Short task:
Return every line of the data below that includes the string "voce".

Data for this task:
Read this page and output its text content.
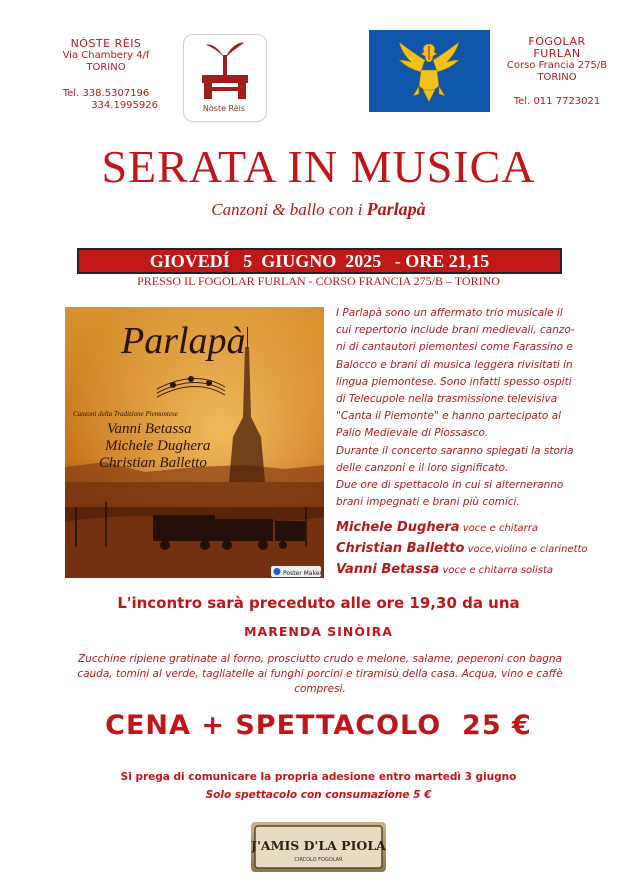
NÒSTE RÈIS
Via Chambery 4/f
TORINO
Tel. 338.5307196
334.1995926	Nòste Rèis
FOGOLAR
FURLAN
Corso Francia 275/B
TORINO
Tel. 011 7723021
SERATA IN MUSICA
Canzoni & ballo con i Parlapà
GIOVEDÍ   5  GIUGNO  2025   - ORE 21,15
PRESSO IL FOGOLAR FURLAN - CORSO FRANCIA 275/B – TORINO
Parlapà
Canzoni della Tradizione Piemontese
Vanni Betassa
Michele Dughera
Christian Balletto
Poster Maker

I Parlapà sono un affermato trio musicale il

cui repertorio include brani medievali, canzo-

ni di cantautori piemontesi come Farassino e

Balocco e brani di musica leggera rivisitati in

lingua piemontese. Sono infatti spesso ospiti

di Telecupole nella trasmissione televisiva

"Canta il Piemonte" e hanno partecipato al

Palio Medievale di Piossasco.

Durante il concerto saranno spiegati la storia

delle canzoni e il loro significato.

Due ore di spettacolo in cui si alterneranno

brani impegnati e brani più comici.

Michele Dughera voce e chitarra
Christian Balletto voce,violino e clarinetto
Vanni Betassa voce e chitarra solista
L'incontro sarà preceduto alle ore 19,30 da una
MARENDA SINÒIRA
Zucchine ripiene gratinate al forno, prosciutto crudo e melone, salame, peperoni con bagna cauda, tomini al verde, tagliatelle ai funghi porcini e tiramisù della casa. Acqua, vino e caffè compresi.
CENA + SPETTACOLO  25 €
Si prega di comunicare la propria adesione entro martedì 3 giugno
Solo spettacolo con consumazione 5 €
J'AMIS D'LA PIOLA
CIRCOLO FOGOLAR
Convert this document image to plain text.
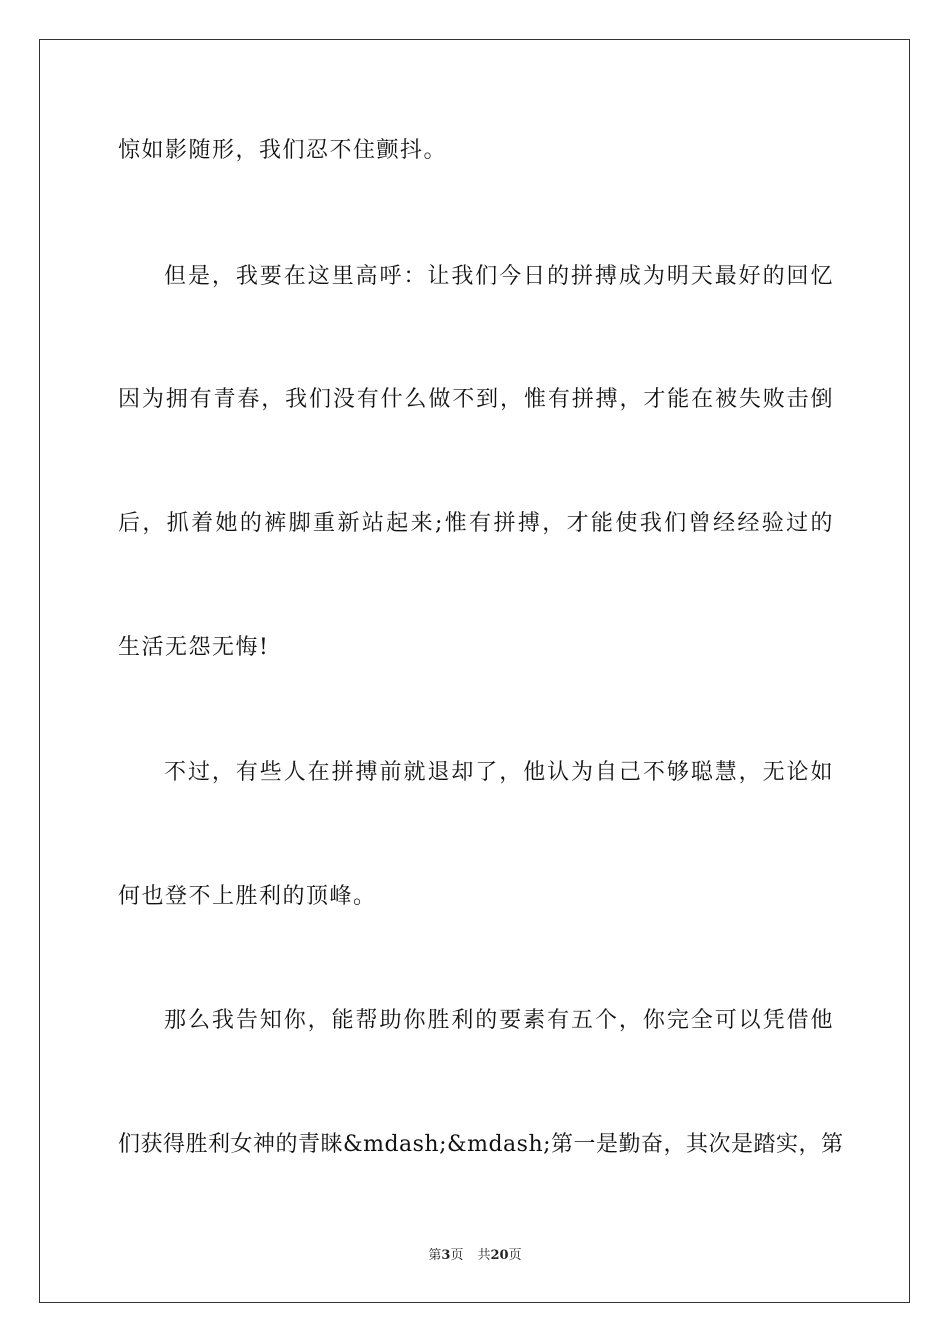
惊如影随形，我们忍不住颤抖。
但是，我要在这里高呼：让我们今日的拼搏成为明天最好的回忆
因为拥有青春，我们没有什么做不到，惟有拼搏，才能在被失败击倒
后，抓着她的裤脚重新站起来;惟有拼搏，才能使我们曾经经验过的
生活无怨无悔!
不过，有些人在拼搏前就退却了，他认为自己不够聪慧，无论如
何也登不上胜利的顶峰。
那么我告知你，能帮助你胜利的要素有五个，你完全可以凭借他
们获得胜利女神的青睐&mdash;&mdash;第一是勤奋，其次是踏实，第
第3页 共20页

Exercise solution:
Michele Dughera voce e chitarra
Christian Balletto voce,violino e clarinetto
Vanni Betassa voce e chitarra solista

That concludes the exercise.